▶ [Material to process]:
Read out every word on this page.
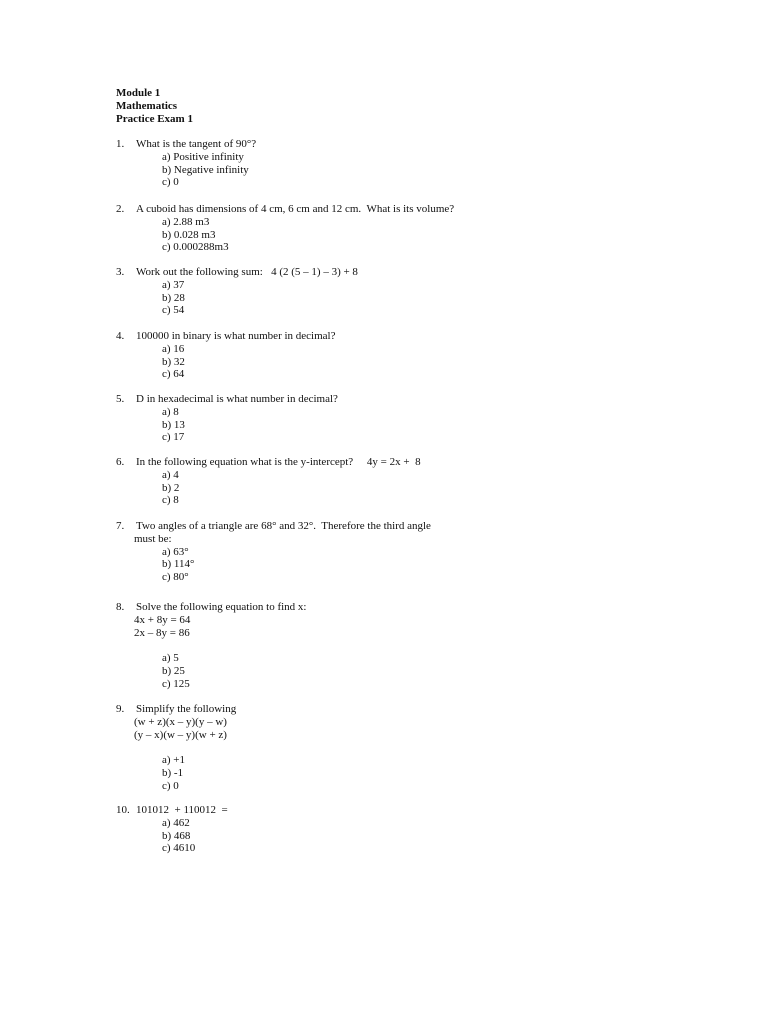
Module 1
Mathematics
Practice Exam 1
1. What is the tangent of 90°?
a) Positive infinity
b) Negative infinity
c) 0
2. A cuboid has dimensions of 4 cm, 6 cm and 12 cm.  What is its volume?
a) 2.88 m3
b) 0.028 m3
c) 0.000288m3
3. Work out the following sum:   4 (2 (5 – 1) – 3) + 8
a) 37
b) 28
c) 54
4. 100000 in binary is what number in decimal?
a) 16
b) 32
c) 64
5. D in hexadecimal is what number in decimal?
a) 8
b) 13
c) 17
6. In the following equation what is the y-intercept?     4y = 2x +  8
a) 4
b) 2
c) 8
7. Two angles of a triangle are 68° and 32°.  Therefore the third angle
must be:
a) 63°
b) 114°
c) 80°
8. Solve the following equation to find x:
4x + 8y = 64
2x – 8y = 86
a) 5
b) 25
c) 125
9. Simplify the following
(w + z)(x – y)(y – w)
(y – x)(w – y)(w + z)
a) +1
b) -1
c) 0
10. 101012  + 110012  =
a) 462
b) 468
c) 4610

▶ [Exercise task]:
Copy the records above exactly, leaving out every picture.

▶ [Correct output]:
Read out every word on this page.
Module 1
Mathematics
Practice Exam 1
1. What is the tangent of 90°?
a) Positive infinity
b) Negative infinity
c) 0
2. A cuboid has dimensions of 4 cm, 6 cm and 12 cm.  What is its volume?
a) 2.88 m3
b) 0.028 m3
c) 0.000288m3
3. Work out the following sum:   4 (2 (5 – 1) – 3) + 8
a) 37
b) 28
c) 54
4. 100000 in binary is what number in decimal?
a) 16
b) 32
c) 64
5. D in hexadecimal is what number in decimal?
a) 8
b) 13
c) 17
6. In the following equation what is the y-intercept?     4y = 2x +  8
a) 4
b) 2
c) 8
7. Two angles of a triangle are 68° and 32°.  Therefore the third angle
must be:
a) 63°
b) 114°
c) 80°
8. Solve the following equation to find x:
4x + 8y = 64
2x – 8y = 86
a) 5
b) 25
c) 125
9. Simplify the following
(w + z)(x – y)(y – w)
(y – x)(w – y)(w + z)
a) +1
b) -1
c) 0
10. 101012  + 110012  =
a) 462
b) 468
c) 4610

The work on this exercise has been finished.